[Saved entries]
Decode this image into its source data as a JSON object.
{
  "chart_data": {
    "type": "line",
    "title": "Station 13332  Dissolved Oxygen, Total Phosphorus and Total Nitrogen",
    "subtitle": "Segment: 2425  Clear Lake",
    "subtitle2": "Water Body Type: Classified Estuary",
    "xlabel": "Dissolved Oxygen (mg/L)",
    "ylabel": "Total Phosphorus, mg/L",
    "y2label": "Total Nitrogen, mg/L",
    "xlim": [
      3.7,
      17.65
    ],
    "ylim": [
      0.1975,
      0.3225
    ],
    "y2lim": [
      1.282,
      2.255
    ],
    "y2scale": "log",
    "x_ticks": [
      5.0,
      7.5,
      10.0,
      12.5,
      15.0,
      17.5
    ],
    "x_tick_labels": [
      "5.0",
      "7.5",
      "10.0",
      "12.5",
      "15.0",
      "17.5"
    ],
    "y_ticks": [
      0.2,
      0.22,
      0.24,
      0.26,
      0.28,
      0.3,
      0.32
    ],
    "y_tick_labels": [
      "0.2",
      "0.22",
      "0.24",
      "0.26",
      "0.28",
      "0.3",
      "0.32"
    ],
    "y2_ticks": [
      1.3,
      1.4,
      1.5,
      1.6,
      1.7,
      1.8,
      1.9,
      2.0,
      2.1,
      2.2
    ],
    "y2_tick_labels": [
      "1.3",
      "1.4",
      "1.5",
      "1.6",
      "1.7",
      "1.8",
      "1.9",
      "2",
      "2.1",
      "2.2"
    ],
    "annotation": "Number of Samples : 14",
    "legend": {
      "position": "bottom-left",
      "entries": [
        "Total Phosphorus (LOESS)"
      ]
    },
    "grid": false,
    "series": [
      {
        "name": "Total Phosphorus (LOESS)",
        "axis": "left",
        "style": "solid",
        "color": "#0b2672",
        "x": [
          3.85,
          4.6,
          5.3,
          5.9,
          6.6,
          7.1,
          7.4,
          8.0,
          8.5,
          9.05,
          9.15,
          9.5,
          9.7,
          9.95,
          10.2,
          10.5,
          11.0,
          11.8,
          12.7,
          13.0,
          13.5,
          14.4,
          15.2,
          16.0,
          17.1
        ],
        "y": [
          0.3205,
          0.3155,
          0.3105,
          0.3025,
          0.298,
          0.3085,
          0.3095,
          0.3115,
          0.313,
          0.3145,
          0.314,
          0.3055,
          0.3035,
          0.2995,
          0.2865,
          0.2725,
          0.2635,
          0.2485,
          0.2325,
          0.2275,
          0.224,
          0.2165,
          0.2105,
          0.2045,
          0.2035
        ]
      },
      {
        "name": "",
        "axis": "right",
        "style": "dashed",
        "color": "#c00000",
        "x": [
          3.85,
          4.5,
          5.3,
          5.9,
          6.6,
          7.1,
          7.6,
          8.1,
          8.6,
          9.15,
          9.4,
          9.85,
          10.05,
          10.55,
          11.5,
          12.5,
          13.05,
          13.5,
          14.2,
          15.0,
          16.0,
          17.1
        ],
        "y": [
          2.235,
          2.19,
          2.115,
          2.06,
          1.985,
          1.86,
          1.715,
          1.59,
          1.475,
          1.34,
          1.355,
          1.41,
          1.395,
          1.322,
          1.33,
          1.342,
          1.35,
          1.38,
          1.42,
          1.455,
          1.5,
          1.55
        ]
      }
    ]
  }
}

- **Aim**
Go through the listing above and restate it word for word.

- **Answer to the problem**
Decode this image into its source data as a JSON object.
{
  "chart_data": {
    "type": "line",
    "title": "Station 13332  Dissolved Oxygen, Total Phosphorus and Total Nitrogen",
    "subtitle": "Segment: 2425  Clear Lake",
    "subtitle2": "Water Body Type: Classified Estuary",
    "xlabel": "Dissolved Oxygen (mg/L)",
    "ylabel": "Total Phosphorus, mg/L",
    "y2label": "Total Nitrogen, mg/L",
    "xlim": [
      3.7,
      17.65
    ],
    "ylim": [
      0.1975,
      0.3225
    ],
    "y2lim": [
      1.282,
      2.255
    ],
    "y2scale": "log",
    "x_ticks": [
      5.0,
      7.5,
      10.0,
      12.5,
      15.0,
      17.5
    ],
    "x_tick_labels": [
      "5.0",
      "7.5",
      "10.0",
      "12.5",
      "15.0",
      "17.5"
    ],
    "y_ticks": [
      0.2,
      0.22,
      0.24,
      0.26,
      0.28,
      0.3,
      0.32
    ],
    "y_tick_labels": [
      "0.2",
      "0.22",
      "0.24",
      "0.26",
      "0.28",
      "0.3",
      "0.32"
    ],
    "y2_ticks": [
      1.3,
      1.4,
      1.5,
      1.6,
      1.7,
      1.8,
      1.9,
      2.0,
      2.1,
      2.2
    ],
    "y2_tick_labels": [
      "1.3",
      "1.4",
      "1.5",
      "1.6",
      "1.7",
      "1.8",
      "1.9",
      "2",
      "2.1",
      "2.2"
    ],
    "annotation": "Number of Samples : 14",
    "legend": {
      "position": "bottom-left",
      "entries": [
        "Total Phosphorus (LOESS)"
      ]
    },
    "grid": false,
    "series": [
      {
        "name": "Total Phosphorus (LOESS)",
        "axis": "left",
        "style": "solid",
        "color": "#0b2672",
        "x": [
          3.85,
          4.6,
          5.3,
          5.9,
          6.6,
          7.1,
          7.4,
          8.0,
          8.5,
          9.05,
          9.15,
          9.5,
          9.7,
          9.95,
          10.2,
          10.5,
          11.0,
          11.8,
          12.7,
          13.0,
          13.5,
          14.4,
          15.2,
          16.0,
          17.1
        ],
        "y": [
          0.3205,
          0.3155,
          0.3105,
          0.3025,
          0.298,
          0.3085,
          0.3095,
          0.3115,
          0.313,
          0.3145,
          0.314,
          0.3055,
          0.3035,
          0.2995,
          0.2865,
          0.2725,
          0.2635,
          0.2485,
          0.2325,
          0.2275,
          0.224,
          0.2165,
          0.2105,
          0.2045,
          0.2035
        ]
      },
      {
        "name": "",
        "axis": "right",
        "style": "dashed",
        "color": "#c00000",
        "x": [
          3.85,
          4.5,
          5.3,
          5.9,
          6.6,
          7.1,
          7.6,
          8.1,
          8.6,
          9.15,
          9.4,
          9.85,
          10.05,
          10.55,
          11.5,
          12.5,
          13.05,
          13.5,
          14.2,
          15.0,
          16.0,
          17.1
        ],
        "y": [
          2.235,
          2.19,
          2.115,
          2.06,
          1.985,
          1.86,
          1.715,
          1.59,
          1.475,
          1.34,
          1.355,
          1.41,
          1.395,
          1.322,
          1.33,
          1.342,
          1.35,
          1.38,
          1.42,
          1.455,
          1.5,
          1.55
        ]
      }
    ]
  }
}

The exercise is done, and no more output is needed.